--- Start Records to process ---

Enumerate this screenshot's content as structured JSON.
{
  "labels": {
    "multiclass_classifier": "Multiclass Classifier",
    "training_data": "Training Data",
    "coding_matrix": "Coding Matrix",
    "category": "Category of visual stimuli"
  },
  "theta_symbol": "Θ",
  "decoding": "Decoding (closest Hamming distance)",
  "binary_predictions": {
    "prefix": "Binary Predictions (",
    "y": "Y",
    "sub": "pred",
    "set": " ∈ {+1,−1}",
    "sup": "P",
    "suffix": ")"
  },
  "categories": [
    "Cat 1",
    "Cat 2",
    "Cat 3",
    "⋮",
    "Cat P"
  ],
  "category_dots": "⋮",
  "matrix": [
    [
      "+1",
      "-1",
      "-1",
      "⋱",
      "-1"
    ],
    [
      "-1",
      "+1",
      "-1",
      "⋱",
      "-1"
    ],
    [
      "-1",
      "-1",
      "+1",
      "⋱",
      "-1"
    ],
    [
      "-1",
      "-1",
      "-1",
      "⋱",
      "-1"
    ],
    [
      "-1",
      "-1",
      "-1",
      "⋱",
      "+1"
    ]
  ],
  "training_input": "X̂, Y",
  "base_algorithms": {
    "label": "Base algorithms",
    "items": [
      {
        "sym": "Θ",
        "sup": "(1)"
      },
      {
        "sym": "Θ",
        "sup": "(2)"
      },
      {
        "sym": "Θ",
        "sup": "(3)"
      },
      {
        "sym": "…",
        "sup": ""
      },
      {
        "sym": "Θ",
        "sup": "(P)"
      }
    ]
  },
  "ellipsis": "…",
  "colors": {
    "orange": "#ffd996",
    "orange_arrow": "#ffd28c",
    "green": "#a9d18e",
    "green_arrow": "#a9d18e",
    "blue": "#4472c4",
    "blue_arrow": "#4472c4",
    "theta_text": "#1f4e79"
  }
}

--- End Records to process ---

* _What to do_:
Copy out the material word for word and line for line.

* _Final result_:
Enumerate this screenshot's content as structured JSON.
{
  "labels": {
    "multiclass_classifier": "Multiclass Classifier",
    "training_data": "Training Data",
    "coding_matrix": "Coding Matrix",
    "category": "Category of visual stimuli"
  },
  "theta_symbol": "Θ",
  "decoding": "Decoding (closest Hamming distance)",
  "binary_predictions": {
    "prefix": "Binary Predictions (",
    "y": "Y",
    "sub": "pred",
    "set": " ∈ {+1,−1}",
    "sup": "P",
    "suffix": ")"
  },
  "categories": [
    "Cat 1",
    "Cat 2",
    "Cat 3",
    "⋮",
    "Cat P"
  ],
  "category_dots": "⋮",
  "matrix": [
    [
      "+1",
      "-1",
      "-1",
      "⋱",
      "-1"
    ],
    [
      "-1",
      "+1",
      "-1",
      "⋱",
      "-1"
    ],
    [
      "-1",
      "-1",
      "+1",
      "⋱",
      "-1"
    ],
    [
      "-1",
      "-1",
      "-1",
      "⋱",
      "-1"
    ],
    [
      "-1",
      "-1",
      "-1",
      "⋱",
      "+1"
    ]
  ],
  "training_input": "X̂, Y",
  "base_algorithms": {
    "label": "Base algorithms",
    "items": [
      {
        "sym": "Θ",
        "sup": "(1)"
      },
      {
        "sym": "Θ",
        "sup": "(2)"
      },
      {
        "sym": "Θ",
        "sup": "(3)"
      },
      {
        "sym": "…",
        "sup": ""
      },
      {
        "sym": "Θ",
        "sup": "(P)"
      }
    ]
  },
  "ellipsis": "…",
  "colors": {
    "orange": "#ffd996",
    "orange_arrow": "#ffd28c",
    "green": "#a9d18e",
    "green_arrow": "#a9d18e",
    "blue": "#4472c4",
    "blue_arrow": "#4472c4",
    "theta_text": "#1f4e79"
  }
}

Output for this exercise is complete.